• 任务目标 1
请改写条目中从开头到含有"65, 243, 74]"的那一行(含该行)为止的内容,把其中的"legend-marker"换成"legend-symbol",其余一字不动,只输出这些行。

每个早晨,阳光总是让人睁不开眼,从类似战壕的地铁深处出来,流浪艺人已经吹响萨克斯风。行人匆匆却个个有型有款,我眯着眼辨认路名,却总也看不清那些K\L\M,或者12、13、14….

Indiana, Indiana

走过了美国的中西部数座城市之后,感觉急剧迟钝。这些相似的州府,遍地的赛百味快餐以及晃动在街头的胖子,让人闭眼都能感觉出美国味。
印第安纳波利斯,这么长的名字总让人拼不完,我带着茫然来到这里。第一个晚上,在宾馆门口的华夫饼屋打发晚饭时,在宾馆的餐巾纸上胡诌了一首诗:
一个地球的两种活法
印第安纳
我没有方向
出了芝加哥就到了南方
我在时间的负极
你在明天的正极
我拼命跑绕不过地球
只有华夫饼
给出一个蛋的两种煎法
然后继续各种活动,这座城市有我喜欢的雷杰·米勒,但我都没经过步行者队的主场。IUPUI大学校区不错,美女也比明尼苏达似乎多些,但是在和蓝色一起融化的阳光下,只想睡觉。

• 所给材料
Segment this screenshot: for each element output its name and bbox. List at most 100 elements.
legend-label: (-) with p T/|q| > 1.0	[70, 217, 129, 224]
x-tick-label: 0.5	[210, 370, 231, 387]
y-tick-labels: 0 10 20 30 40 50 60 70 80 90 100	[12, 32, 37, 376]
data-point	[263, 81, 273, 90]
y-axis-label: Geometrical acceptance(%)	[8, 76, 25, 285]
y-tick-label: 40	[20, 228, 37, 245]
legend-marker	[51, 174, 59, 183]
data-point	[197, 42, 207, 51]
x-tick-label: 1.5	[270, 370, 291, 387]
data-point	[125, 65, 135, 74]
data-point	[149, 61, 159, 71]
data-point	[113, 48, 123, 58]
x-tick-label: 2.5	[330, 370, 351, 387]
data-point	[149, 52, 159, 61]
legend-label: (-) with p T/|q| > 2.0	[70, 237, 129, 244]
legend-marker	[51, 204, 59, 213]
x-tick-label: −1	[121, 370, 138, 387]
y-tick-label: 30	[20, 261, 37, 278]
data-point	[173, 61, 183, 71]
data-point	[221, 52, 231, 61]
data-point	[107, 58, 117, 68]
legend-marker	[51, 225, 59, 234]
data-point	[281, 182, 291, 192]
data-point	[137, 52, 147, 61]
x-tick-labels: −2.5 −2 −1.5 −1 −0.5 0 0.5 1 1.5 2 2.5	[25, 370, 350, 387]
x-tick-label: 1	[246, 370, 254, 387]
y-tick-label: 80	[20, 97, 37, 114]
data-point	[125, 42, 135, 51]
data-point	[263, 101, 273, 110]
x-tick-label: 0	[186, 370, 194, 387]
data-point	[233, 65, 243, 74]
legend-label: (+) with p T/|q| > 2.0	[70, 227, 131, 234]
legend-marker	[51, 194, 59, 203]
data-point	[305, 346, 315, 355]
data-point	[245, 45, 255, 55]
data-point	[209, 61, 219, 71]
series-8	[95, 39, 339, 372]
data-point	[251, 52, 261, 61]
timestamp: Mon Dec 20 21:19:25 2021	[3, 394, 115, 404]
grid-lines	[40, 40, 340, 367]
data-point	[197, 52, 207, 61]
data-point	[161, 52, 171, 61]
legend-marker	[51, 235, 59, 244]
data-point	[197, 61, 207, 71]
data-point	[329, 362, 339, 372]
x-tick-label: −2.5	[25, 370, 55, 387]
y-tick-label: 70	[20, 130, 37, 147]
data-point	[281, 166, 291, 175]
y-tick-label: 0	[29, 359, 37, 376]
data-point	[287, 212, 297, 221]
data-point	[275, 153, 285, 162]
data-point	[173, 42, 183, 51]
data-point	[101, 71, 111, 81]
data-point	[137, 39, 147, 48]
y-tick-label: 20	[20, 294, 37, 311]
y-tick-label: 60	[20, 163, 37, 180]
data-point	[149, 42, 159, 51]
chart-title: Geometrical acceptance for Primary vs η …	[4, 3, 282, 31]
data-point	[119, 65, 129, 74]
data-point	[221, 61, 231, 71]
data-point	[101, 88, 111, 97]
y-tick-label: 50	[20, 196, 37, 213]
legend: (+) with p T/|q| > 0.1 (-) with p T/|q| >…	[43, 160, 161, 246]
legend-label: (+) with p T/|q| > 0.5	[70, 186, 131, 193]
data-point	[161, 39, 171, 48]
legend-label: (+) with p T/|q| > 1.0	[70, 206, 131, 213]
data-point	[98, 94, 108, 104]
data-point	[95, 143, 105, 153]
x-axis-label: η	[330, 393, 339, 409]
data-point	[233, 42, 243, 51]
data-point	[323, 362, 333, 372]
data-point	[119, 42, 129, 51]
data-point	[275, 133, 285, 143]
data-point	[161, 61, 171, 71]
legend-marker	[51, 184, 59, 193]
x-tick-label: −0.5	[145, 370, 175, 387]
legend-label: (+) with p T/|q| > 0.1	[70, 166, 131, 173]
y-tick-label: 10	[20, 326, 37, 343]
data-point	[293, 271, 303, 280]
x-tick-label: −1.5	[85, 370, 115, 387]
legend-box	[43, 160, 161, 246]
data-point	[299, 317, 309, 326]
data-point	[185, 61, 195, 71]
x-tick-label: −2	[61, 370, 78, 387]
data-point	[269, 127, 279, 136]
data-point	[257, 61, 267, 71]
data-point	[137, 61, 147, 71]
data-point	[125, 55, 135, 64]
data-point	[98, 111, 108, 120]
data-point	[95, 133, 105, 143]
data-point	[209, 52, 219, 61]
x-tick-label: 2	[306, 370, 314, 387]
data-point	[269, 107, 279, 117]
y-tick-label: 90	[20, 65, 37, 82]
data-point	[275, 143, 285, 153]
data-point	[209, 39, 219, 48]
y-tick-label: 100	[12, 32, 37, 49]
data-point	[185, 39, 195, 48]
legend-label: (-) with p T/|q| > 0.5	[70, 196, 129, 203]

• 任务目标 2
根据页面正文回答:
(a) 文中的"我"在印第安纳波利斯的第一个晚上在哪里吃的晚饭?
(b) 那首诗写在什么东西上?
(c) 文中提到这座城市有"我"喜欢的哪一位人物?

• 练习结果 1
Segment this screenshot: for each element output its name and bbox. List at most 100 elements.
legend-label: (-) with p T/|q| > 1.0	[70, 217, 129, 224]
x-tick-label: 0.5	[210, 370, 231, 387]
y-tick-labels: 0 10 20 30 40 50 60 70 80 90 100	[12, 32, 37, 376]
data-point	[263, 81, 273, 90]
y-axis-label: Geometrical acceptance(%)	[8, 76, 25, 285]
y-tick-label: 40	[20, 228, 37, 245]
legend-symbol	[51, 174, 59, 183]
data-point	[197, 42, 207, 51]
x-tick-label: 1.5	[270, 370, 291, 387]
data-point	[125, 65, 135, 74]
data-point	[149, 61, 159, 71]
data-point	[113, 48, 123, 58]
x-tick-label: 2.5	[330, 370, 351, 387]
data-point	[149, 52, 159, 61]
legend-label: (-) with p T/|q| > 2.0	[70, 237, 129, 244]
legend-symbol	[51, 204, 59, 213]
x-tick-label: −1	[121, 370, 138, 387]
y-tick-label: 30	[20, 261, 37, 278]
data-point	[173, 61, 183, 71]
data-point	[221, 52, 231, 61]
data-point	[107, 58, 117, 68]
legend-symbol	[51, 225, 59, 234]
data-point	[281, 182, 291, 192]
data-point	[137, 52, 147, 61]
x-tick-labels: −2.5 −2 −1.5 −1 −0.5 0 0.5 1 1.5 2 2.5	[25, 370, 350, 387]
x-tick-label: 1	[246, 370, 254, 387]
y-tick-label: 80	[20, 97, 37, 114]
data-point	[125, 42, 135, 51]
data-point	[263, 101, 273, 110]
x-tick-label: 0	[186, 370, 194, 387]
data-point	[233, 65, 243, 74]

• 练习结果 2
(a) 宾馆门口的华夫饼屋。
(b) 宾馆的餐巾纸上。
(c) 雷杰·米勒。